Directive: Reproduce the listing below character for character; drop every image.

(Dataset records)
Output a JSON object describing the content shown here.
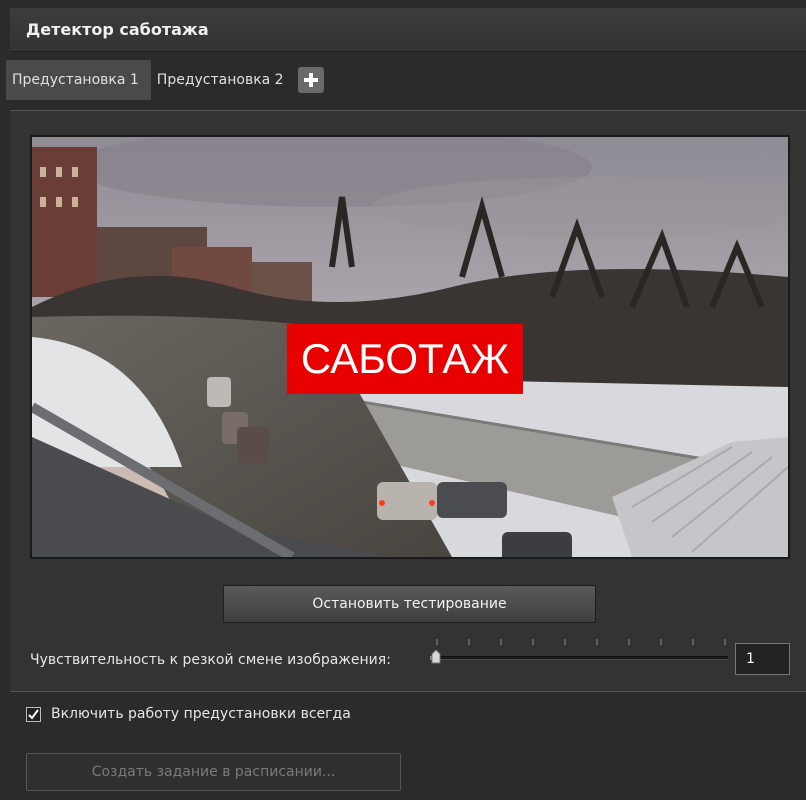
{
  "window": {
    "title": "Детектор саботажа"
  },
  "tabs": [
    {
      "label": "Предустановка 1",
      "active": true
    },
    {
      "label": "Предустановка 2",
      "active": false
    }
  ],
  "tab_add_icon": "plus-icon",
  "video": {
    "overlay_text": "САБОТАЖ",
    "overlay_color": "#e80000",
    "description_icon": "camera-view"
  },
  "controls": {
    "stop_button_label": "Остановить тестирование",
    "sensitivity_label": "Чувствительность к резкой смене изображения:",
    "sensitivity_value": "1",
    "sensitivity_min": 1,
    "sensitivity_max": 10,
    "sensitivity_fraction": 0.0
  },
  "options": {
    "always_enabled_label": "Включить работу предустановки всегда",
    "always_enabled_checked": true,
    "schedule_button_label": "Создать задание в расписании...",
    "schedule_button_enabled": false
  }
}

Exercise result:
Output a JSON object describing the content shown here.
{
  "window": {
    "title": "Детектор саботажа"
  },
  "tabs": [
    {
      "label": "Предустановка 1",
      "active": true
    },
    {
      "label": "Предустановка 2",
      "active": false
    }
  ],
  "tab_add_icon": "plus-icon",
  "video": {
    "overlay_text": "САБОТАЖ",
    "overlay_color": "#e80000",
    "description_icon": "camera-view"
  },
  "controls": {
    "stop_button_label": "Остановить тестирование",
    "sensitivity_label": "Чувствительность к резкой смене изображения:",
    "sensitivity_value": "1",
    "sensitivity_min": 1,
    "sensitivity_max": 10,
    "sensitivity_fraction": 0.0
  },
  "options": {
    "always_enabled_label": "Включить работу предустановки всегда",
    "always_enabled_checked": true,
    "schedule_button_label": "Создать задание в расписании...",
    "schedule_button_enabled": false
  }
}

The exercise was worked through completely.